Exactly reproduce the entries, dropping any pictures from your copy.

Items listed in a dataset

-*-*-

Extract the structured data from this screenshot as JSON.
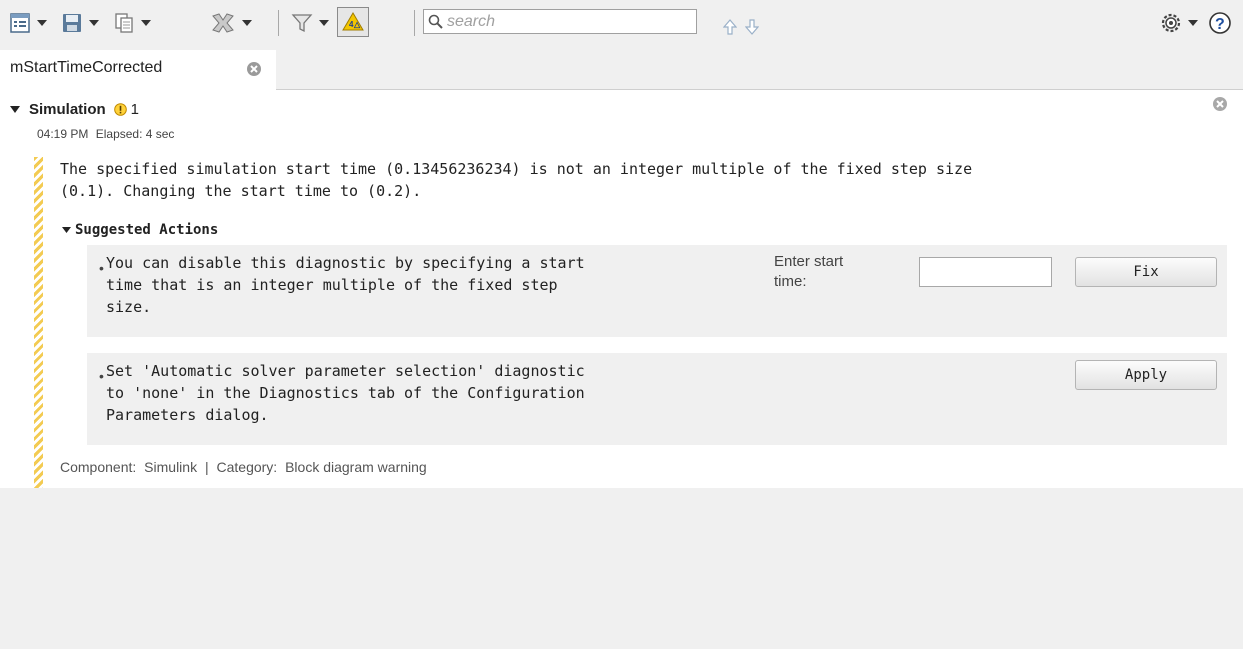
{
  "toolbar": {
    "icons": [
      "report-icon",
      "save-icon",
      "copy-icon",
      "clear-icon",
      "filter-icon",
      "warning-filter-icon",
      "settings-icon",
      "help-icon"
    ],
    "search": {
      "placeholder": "search",
      "value": ""
    },
    "nav": [
      "arrow-up-icon",
      "arrow-down-icon"
    ]
  },
  "tab": {
    "label": "mStartTimeCorrected"
  },
  "section": {
    "title": "Simulation",
    "warning_count": "1",
    "time": "04:19 PM",
    "elapsed": "Elapsed: 4 sec"
  },
  "message": {
    "line1": "The specified simulation start time (0.13456236234) is not an integer multiple of the fixed step size",
    "line2": "(0.1). Changing the start time to (0.2)."
  },
  "suggested": {
    "heading": "Suggested Actions",
    "actions": [
      {
        "lines": [
          "You can disable this diagnostic by specifying a start",
          "time that is an integer multiple of the fixed step",
          "size."
        ],
        "field_label_1": "Enter start",
        "field_label_2": "time:",
        "field_value": "",
        "button": "Fix"
      },
      {
        "lines": [
          "Set 'Automatic solver parameter selection' diagnostic",
          "to 'none' in the Diagnostics tab of the Configuration",
          "Parameters dialog."
        ],
        "button": "Apply"
      }
    ]
  },
  "footer": {
    "component_label": "Component:",
    "component": "Simulink",
    "separator": "|",
    "category_label": "Category:",
    "category": "Block diagram warning"
  },
  "colors": {
    "warning_stripe": "#f3cb52",
    "warning_icon": "#e8b800",
    "toolbar_bg": "#f0f0f0"
  }
}
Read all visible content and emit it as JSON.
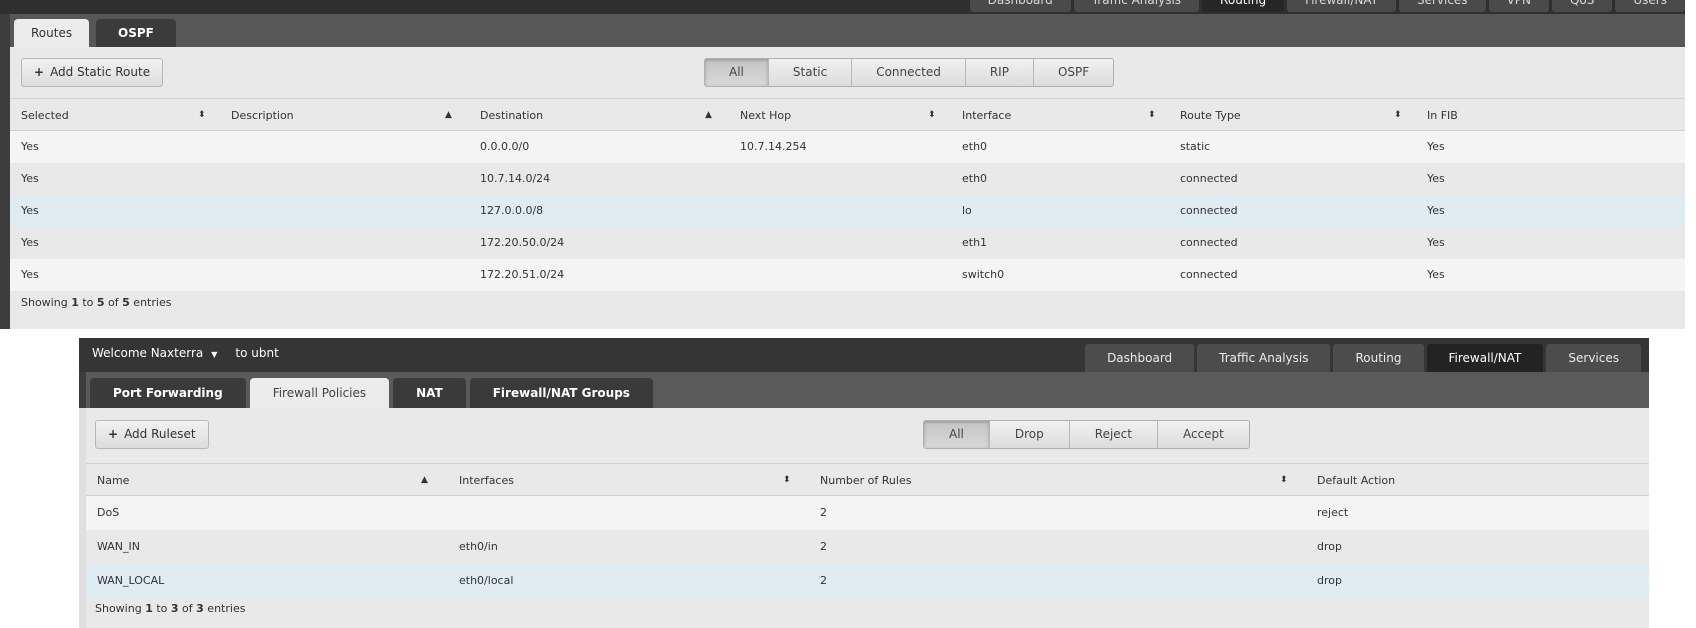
{
  "routing": {
    "top_nav": [
      {
        "label": "Dashboard",
        "active": false
      },
      {
        "label": "Traffic Analysis",
        "active": false
      },
      {
        "label": "Routing",
        "active": true
      },
      {
        "label": "Firewall/NAT",
        "active": false
      },
      {
        "label": "Services",
        "active": false
      },
      {
        "label": "VPN",
        "active": false
      },
      {
        "label": "QoS",
        "active": false
      },
      {
        "label": "Users",
        "active": false
      }
    ],
    "tabs": [
      {
        "label": "Routes",
        "active": true
      },
      {
        "label": "OSPF",
        "active": false
      }
    ],
    "add_button": {
      "icon": "plus-icon",
      "label": "Add Static Route"
    },
    "filters": [
      {
        "label": "All",
        "active": true
      },
      {
        "label": "Static",
        "active": false
      },
      {
        "label": "Connected",
        "active": false
      },
      {
        "label": "RIP",
        "active": false
      },
      {
        "label": "OSPF",
        "active": false
      }
    ],
    "columns": [
      {
        "label": "Selected",
        "sort": "both"
      },
      {
        "label": "Description",
        "sort": "asc"
      },
      {
        "label": "Destination",
        "sort": "asc"
      },
      {
        "label": "Next Hop",
        "sort": "both"
      },
      {
        "label": "Interface",
        "sort": "both"
      },
      {
        "label": "Route Type",
        "sort": "both"
      },
      {
        "label": "In FIB",
        "sort": "none"
      }
    ],
    "rows": [
      {
        "selected": "Yes",
        "description": "",
        "destination": "0.0.0.0/0",
        "next_hop": "10.7.14.254",
        "interface": "eth0",
        "route_type": "static",
        "in_fib": "Yes",
        "highlight": false
      },
      {
        "selected": "Yes",
        "description": "",
        "destination": "10.7.14.0/24",
        "next_hop": "",
        "interface": "eth0",
        "route_type": "connected",
        "in_fib": "Yes",
        "highlight": false
      },
      {
        "selected": "Yes",
        "description": "",
        "destination": "127.0.0.0/8",
        "next_hop": "",
        "interface": "lo",
        "route_type": "connected",
        "in_fib": "Yes",
        "highlight": true
      },
      {
        "selected": "Yes",
        "description": "",
        "destination": "172.20.50.0/24",
        "next_hop": "",
        "interface": "eth1",
        "route_type": "connected",
        "in_fib": "Yes",
        "highlight": false
      },
      {
        "selected": "Yes",
        "description": "",
        "destination": "172.20.51.0/24",
        "next_hop": "",
        "interface": "switch0",
        "route_type": "connected",
        "in_fib": "Yes",
        "highlight": false
      }
    ],
    "footer": {
      "prefix": "Showing ",
      "from": "1",
      "to_word": " to ",
      "to": "5",
      "of_word": " of ",
      "total": "5",
      "suffix": " entries"
    }
  },
  "firewall": {
    "welcome": {
      "text": "Welcome Naxterra",
      "caret": "▼",
      "host": "to ubnt"
    },
    "main_nav": [
      {
        "label": "Dashboard",
        "active": false
      },
      {
        "label": "Traffic Analysis",
        "active": false
      },
      {
        "label": "Routing",
        "active": false
      },
      {
        "label": "Firewall/NAT",
        "active": true
      },
      {
        "label": "Services",
        "active": false
      }
    ],
    "tabs": [
      {
        "label": "Port Forwarding",
        "active": false
      },
      {
        "label": "Firewall Policies",
        "active": true
      },
      {
        "label": "NAT",
        "active": false
      },
      {
        "label": "Firewall/NAT Groups",
        "active": false
      }
    ],
    "add_button": {
      "icon": "plus-icon",
      "label": "Add Ruleset"
    },
    "filters": [
      {
        "label": "All",
        "active": true
      },
      {
        "label": "Drop",
        "active": false
      },
      {
        "label": "Reject",
        "active": false
      },
      {
        "label": "Accept",
        "active": false
      }
    ],
    "columns": [
      {
        "label": "Name",
        "sort": "asc"
      },
      {
        "label": "Interfaces",
        "sort": "both"
      },
      {
        "label": "Number of Rules",
        "sort": "both"
      },
      {
        "label": "Default Action",
        "sort": "none"
      }
    ],
    "rows": [
      {
        "name": "DoS",
        "interfaces": "",
        "rules": "2",
        "action": "reject",
        "highlight": false
      },
      {
        "name": "WAN_IN",
        "interfaces": "eth0/in",
        "rules": "2",
        "action": "drop",
        "highlight": false
      },
      {
        "name": "WAN_LOCAL",
        "interfaces": "eth0/local",
        "rules": "2",
        "action": "drop",
        "highlight": true
      }
    ],
    "footer": {
      "prefix": "Showing ",
      "from": "1",
      "to_word": " to ",
      "to": "3",
      "of_word": " of ",
      "total": "3",
      "suffix": " entries"
    }
  },
  "colors": {
    "row_highlight": "#dfecf2",
    "row_stripe": "#f4f4f4",
    "content_bg": "#e9e9e9",
    "dark_bar": "#353535"
  },
  "sort_glyphs": {
    "both": "⬍",
    "asc": "▲"
  }
}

-*-*-

• **Expected answer**
Extract the structured data from this screenshot as JSON.
{
  "toolbar": {
    "icons": [
      "report-icon",
      "save-icon",
      "copy-icon",
      "clear-icon",
      "filter-icon",
      "warning-filter-icon",
      "settings-icon",
      "help-icon"
    ],
    "search": {
      "placeholder": "search",
      "value": ""
    },
    "nav": [
      "arrow-up-icon",
      "arrow-down-icon"
    ]
  },
  "tab": {
    "label": "mStartTimeCorrected"
  },
  "section": {
    "title": "Simulation",
    "warning_count": "1",
    "time": "04:19 PM",
    "elapsed": "Elapsed: 4 sec"
  },
  "message": {
    "line1": "The specified simulation start time (0.13456236234) is not an integer multiple of the fixed step size",
    "line2": "(0.1). Changing the start time to (0.2)."
  },
  "suggested": {
    "heading": "Suggested Actions",
    "actions": [
      {
        "lines": [
          "You can disable this diagnostic by specifying a start",
          "time that is an integer multiple of the fixed step",
          "size."
        ],
        "field_label_1": "Enter start",
        "field_label_2": "time:",
        "field_value": "",
        "button": "Fix"
      },
      {
        "lines": [
          "Set 'Automatic solver parameter selection' diagnostic",
          "to 'none' in the Diagnostics tab of the Configuration",
          "Parameters dialog."
        ],
        "button": "Apply"
      }
    ]
  },
  "footer": {
    "component_label": "Component:",
    "component": "Simulink",
    "separator": "|",
    "category_label": "Category:",
    "category": "Block diagram warning"
  },
  "colors": {
    "warning_stripe": "#f3cb52",
    "warning_icon": "#e8b800",
    "toolbar_bg": "#f0f0f0"
  }
}
Read all visible content and emit it as JSON.
{
  "routing": {
    "top_nav": [
      {
        "label": "Dashboard",
        "active": false
      },
      {
        "label": "Traffic Analysis",
        "active": false
      },
      {
        "label": "Routing",
        "active": true
      },
      {
        "label": "Firewall/NAT",
        "active": false
      },
      {
        "label": "Services",
        "active": false
      },
      {
        "label": "VPN",
        "active": false
      },
      {
        "label": "QoS",
        "active": false
      },
      {
        "label": "Users",
        "active": false
      }
    ],
    "tabs": [
      {
        "label": "Routes",
        "active": true
      },
      {
        "label": "OSPF",
        "active": false
      }
    ],
    "add_button": {
      "icon": "plus-icon",
      "label": "Add Static Route"
    },
    "filters": [
      {
        "label": "All",
        "active": true
      },
      {
        "label": "Static",
        "active": false
      },
      {
        "label": "Connected",
        "active": false
      },
      {
        "label": "RIP",
        "active": false
      },
      {
        "label": "OSPF",
        "active": false
      }
    ],
    "columns": [
      {
        "label": "Selected",
        "sort": "both"
      },
      {
        "label": "Description",
        "sort": "asc"
      },
      {
        "label": "Destination",
        "sort": "asc"
      },
      {
        "label": "Next Hop",
        "sort": "both"
      },
      {
        "label": "Interface",
        "sort": "both"
      },
      {
        "label": "Route Type",
        "sort": "both"
      },
      {
        "label": "In FIB",
        "sort": "none"
      }
    ],
    "rows": [
      {
        "selected": "Yes",
        "description": "",
        "destination": "0.0.0.0/0",
        "next_hop": "10.7.14.254",
        "interface": "eth0",
        "route_type": "static",
        "in_fib": "Yes",
        "highlight": false
      },
      {
        "selected": "Yes",
        "description": "",
        "destination": "10.7.14.0/24",
        "next_hop": "",
        "interface": "eth0",
        "route_type": "connected",
        "in_fib": "Yes",
        "highlight": false
      },
      {
        "selected": "Yes",
        "description": "",
        "destination": "127.0.0.0/8",
        "next_hop": "",
        "interface": "lo",
        "route_type": "connected",
        "in_fib": "Yes",
        "highlight": true
      },
      {
        "selected": "Yes",
        "description": "",
        "destination": "172.20.50.0/24",
        "next_hop": "",
        "interface": "eth1",
        "route_type": "connected",
        "in_fib": "Yes",
        "highlight": false
      },
      {
        "selected": "Yes",
        "description": "",
        "destination": "172.20.51.0/24",
        "next_hop": "",
        "interface": "switch0",
        "route_type": "connected",
        "in_fib": "Yes",
        "highlight": false
      }
    ],
    "footer": {
      "prefix": "Showing ",
      "from": "1",
      "to_word": " to ",
      "to": "5",
      "of_word": " of ",
      "total": "5",
      "suffix": " entries"
    }
  },
  "firewall": {
    "welcome": {
      "text": "Welcome Naxterra",
      "caret": "▼",
      "host": "to ubnt"
    },
    "main_nav": [
      {
        "label": "Dashboard",
        "active": false
      },
      {
        "label": "Traffic Analysis",
        "active": false
      },
      {
        "label": "Routing",
        "active": false
      },
      {
        "label": "Firewall/NAT",
        "active": true
      },
      {
        "label": "Services",
        "active": false
      }
    ],
    "tabs": [
      {
        "label": "Port Forwarding",
        "active": false
      },
      {
        "label": "Firewall Policies",
        "active": true
      },
      {
        "label": "NAT",
        "active": false
      },
      {
        "label": "Firewall/NAT Groups",
        "active": false
      }
    ],
    "add_button": {
      "icon": "plus-icon",
      "label": "Add Ruleset"
    },
    "filters": [
      {
        "label": "All",
        "active": true
      },
      {
        "label": "Drop",
        "active": false
      },
      {
        "label": "Reject",
        "active": false
      },
      {
        "label": "Accept",
        "active": false
      }
    ],
    "columns": [
      {
        "label": "Name",
        "sort": "asc"
      },
      {
        "label": "Interfaces",
        "sort": "both"
      },
      {
        "label": "Number of Rules",
        "sort": "both"
      },
      {
        "label": "Default Action",
        "sort": "none"
      }
    ],
    "rows": [
      {
        "name": "DoS",
        "interfaces": "",
        "rules": "2",
        "action": "reject",
        "highlight": false
      },
      {
        "name": "WAN_IN",
        "interfaces": "eth0/in",
        "rules": "2",
        "action": "drop",
        "highlight": false
      },
      {
        "name": "WAN_LOCAL",
        "interfaces": "eth0/local",
        "rules": "2",
        "action": "drop",
        "highlight": true
      }
    ],
    "footer": {
      "prefix": "Showing ",
      "from": "1",
      "to_word": " to ",
      "to": "3",
      "of_word": " of ",
      "total": "3",
      "suffix": " entries"
    }
  },
  "colors": {
    "row_highlight": "#dfecf2",
    "row_stripe": "#f4f4f4",
    "content_bg": "#e9e9e9",
    "dark_bar": "#353535"
  },
  "sort_glyphs": {
    "both": "⬍",
    "asc": "▲"
  }
}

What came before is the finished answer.